- **Written exercise**:
Search the material for the word "медицинскую" and copy each line that holds it.

- **Supplied information**:

%%

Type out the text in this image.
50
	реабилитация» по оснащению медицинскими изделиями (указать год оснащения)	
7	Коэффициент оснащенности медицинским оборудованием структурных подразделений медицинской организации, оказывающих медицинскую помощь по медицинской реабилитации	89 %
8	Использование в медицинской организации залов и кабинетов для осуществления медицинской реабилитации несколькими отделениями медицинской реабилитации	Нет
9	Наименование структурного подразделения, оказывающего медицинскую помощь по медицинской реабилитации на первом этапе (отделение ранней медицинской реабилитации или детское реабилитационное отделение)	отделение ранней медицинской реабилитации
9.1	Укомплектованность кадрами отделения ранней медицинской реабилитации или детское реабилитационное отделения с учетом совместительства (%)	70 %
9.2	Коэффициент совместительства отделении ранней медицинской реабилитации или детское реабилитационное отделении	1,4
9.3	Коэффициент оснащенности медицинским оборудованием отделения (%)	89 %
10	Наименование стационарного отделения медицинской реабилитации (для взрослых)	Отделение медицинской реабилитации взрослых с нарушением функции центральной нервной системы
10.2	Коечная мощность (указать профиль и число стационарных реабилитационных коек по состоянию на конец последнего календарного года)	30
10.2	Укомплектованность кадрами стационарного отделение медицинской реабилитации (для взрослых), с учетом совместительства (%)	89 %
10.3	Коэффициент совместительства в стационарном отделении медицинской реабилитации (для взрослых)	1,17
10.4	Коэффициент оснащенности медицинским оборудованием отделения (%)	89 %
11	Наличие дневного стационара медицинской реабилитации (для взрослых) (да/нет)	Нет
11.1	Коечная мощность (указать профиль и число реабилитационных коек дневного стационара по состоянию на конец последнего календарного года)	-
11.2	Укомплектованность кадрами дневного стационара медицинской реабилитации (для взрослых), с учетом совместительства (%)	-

%%
%%

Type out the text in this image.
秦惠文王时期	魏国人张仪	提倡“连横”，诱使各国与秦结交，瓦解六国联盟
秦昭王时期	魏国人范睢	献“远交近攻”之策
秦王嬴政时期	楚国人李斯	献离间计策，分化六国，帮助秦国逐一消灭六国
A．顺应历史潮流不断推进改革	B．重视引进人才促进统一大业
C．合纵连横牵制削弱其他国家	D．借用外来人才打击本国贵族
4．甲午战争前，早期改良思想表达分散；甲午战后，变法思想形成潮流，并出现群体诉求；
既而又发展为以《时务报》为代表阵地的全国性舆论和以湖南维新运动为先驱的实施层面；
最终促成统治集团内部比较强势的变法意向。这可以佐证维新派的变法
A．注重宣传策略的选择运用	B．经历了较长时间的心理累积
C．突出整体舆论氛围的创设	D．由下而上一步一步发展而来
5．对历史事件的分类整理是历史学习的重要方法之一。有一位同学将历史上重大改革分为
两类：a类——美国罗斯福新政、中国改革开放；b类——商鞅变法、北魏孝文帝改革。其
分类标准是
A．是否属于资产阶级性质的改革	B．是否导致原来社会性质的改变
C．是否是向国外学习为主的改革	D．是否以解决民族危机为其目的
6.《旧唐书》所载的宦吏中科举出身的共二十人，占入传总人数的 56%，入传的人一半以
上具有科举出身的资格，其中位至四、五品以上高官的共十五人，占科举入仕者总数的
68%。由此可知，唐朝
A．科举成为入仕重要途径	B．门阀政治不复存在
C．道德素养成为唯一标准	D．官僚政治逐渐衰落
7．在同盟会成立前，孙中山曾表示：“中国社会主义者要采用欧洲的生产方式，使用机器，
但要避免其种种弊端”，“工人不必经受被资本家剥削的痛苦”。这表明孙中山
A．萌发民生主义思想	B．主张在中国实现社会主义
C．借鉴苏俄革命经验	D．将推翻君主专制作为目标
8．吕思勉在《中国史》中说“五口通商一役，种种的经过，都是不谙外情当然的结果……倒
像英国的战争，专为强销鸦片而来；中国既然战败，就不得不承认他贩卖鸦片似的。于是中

%%
%%

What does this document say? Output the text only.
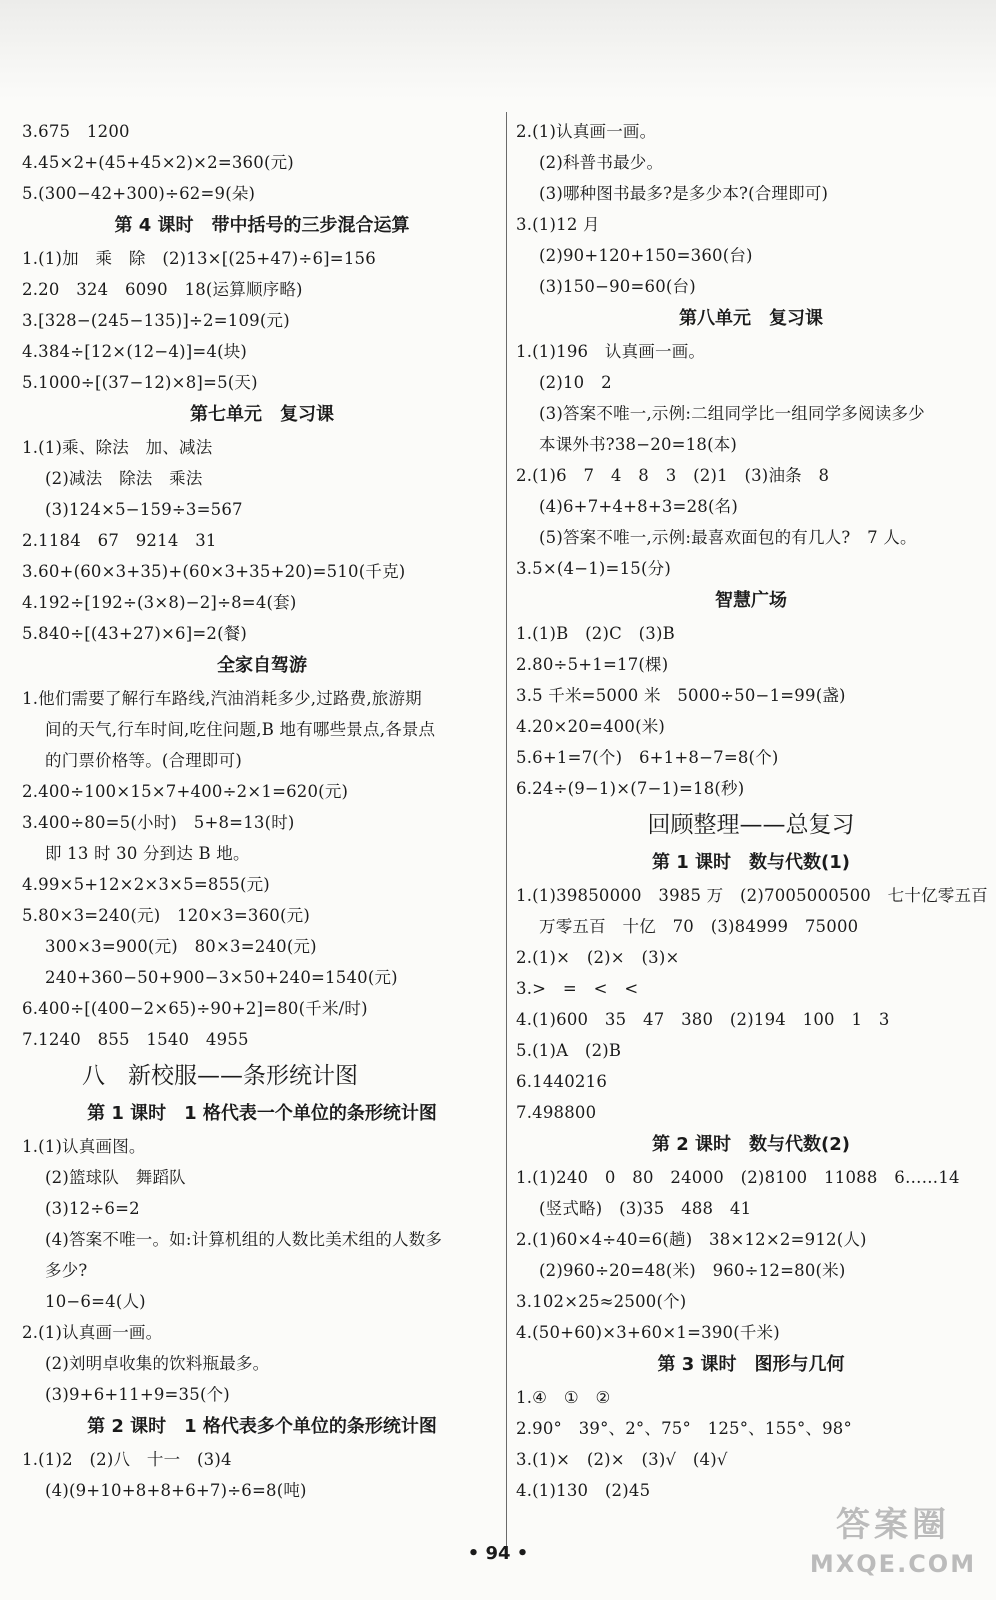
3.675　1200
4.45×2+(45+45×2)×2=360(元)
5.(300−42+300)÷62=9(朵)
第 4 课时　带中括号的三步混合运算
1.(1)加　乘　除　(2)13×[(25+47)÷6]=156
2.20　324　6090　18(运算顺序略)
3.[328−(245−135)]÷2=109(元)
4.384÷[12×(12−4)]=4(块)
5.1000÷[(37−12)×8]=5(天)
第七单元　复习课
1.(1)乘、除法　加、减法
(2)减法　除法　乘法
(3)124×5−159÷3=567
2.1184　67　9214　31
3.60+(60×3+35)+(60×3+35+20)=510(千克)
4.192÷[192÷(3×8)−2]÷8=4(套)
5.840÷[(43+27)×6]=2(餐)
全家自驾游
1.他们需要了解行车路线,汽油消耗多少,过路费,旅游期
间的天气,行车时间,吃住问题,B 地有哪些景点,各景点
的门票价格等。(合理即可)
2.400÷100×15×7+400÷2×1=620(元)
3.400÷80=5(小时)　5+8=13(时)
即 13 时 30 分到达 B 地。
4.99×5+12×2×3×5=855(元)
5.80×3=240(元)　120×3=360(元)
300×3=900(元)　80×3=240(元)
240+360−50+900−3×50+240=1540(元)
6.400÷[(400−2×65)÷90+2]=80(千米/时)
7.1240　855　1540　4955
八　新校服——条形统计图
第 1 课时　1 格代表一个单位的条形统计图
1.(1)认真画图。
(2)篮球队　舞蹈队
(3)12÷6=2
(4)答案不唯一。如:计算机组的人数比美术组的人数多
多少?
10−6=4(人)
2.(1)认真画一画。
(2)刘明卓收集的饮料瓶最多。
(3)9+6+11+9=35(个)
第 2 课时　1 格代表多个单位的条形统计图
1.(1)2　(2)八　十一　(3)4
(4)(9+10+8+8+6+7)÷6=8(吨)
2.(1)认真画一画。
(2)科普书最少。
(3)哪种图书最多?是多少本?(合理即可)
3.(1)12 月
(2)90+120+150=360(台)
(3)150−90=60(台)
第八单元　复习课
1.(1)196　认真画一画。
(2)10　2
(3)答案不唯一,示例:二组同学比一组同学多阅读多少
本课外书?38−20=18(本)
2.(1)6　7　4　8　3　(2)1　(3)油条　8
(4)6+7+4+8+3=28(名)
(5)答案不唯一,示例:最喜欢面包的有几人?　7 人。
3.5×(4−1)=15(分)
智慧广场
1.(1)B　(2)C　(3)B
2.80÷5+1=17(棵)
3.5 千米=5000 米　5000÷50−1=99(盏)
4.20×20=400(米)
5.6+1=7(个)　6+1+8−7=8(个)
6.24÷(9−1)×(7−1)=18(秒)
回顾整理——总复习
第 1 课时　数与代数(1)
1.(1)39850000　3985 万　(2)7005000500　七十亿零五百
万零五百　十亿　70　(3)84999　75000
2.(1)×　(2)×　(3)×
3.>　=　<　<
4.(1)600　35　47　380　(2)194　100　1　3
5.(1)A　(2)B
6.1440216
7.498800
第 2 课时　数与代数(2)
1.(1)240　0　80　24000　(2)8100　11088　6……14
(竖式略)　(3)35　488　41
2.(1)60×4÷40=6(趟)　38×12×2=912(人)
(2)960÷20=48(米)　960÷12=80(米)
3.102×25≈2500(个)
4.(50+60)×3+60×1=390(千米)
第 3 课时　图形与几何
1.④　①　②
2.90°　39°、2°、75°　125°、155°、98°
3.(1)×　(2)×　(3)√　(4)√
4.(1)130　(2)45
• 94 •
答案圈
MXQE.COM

%%

- **Task result**:
7	Коэффициент оснащенности медицинским оборудованием структурных подразделений медицинской организации, оказывающих медицинскую помощь по медицинской реабилитации	89 %
9	Наименование структурного подразделения, оказывающего медицинскую помощь по медицинской реабилитации на первом этапе (отделение ранней медицинской реабилитации или детское реабилитационное отделение)	отделение ранней медицинской реабилитации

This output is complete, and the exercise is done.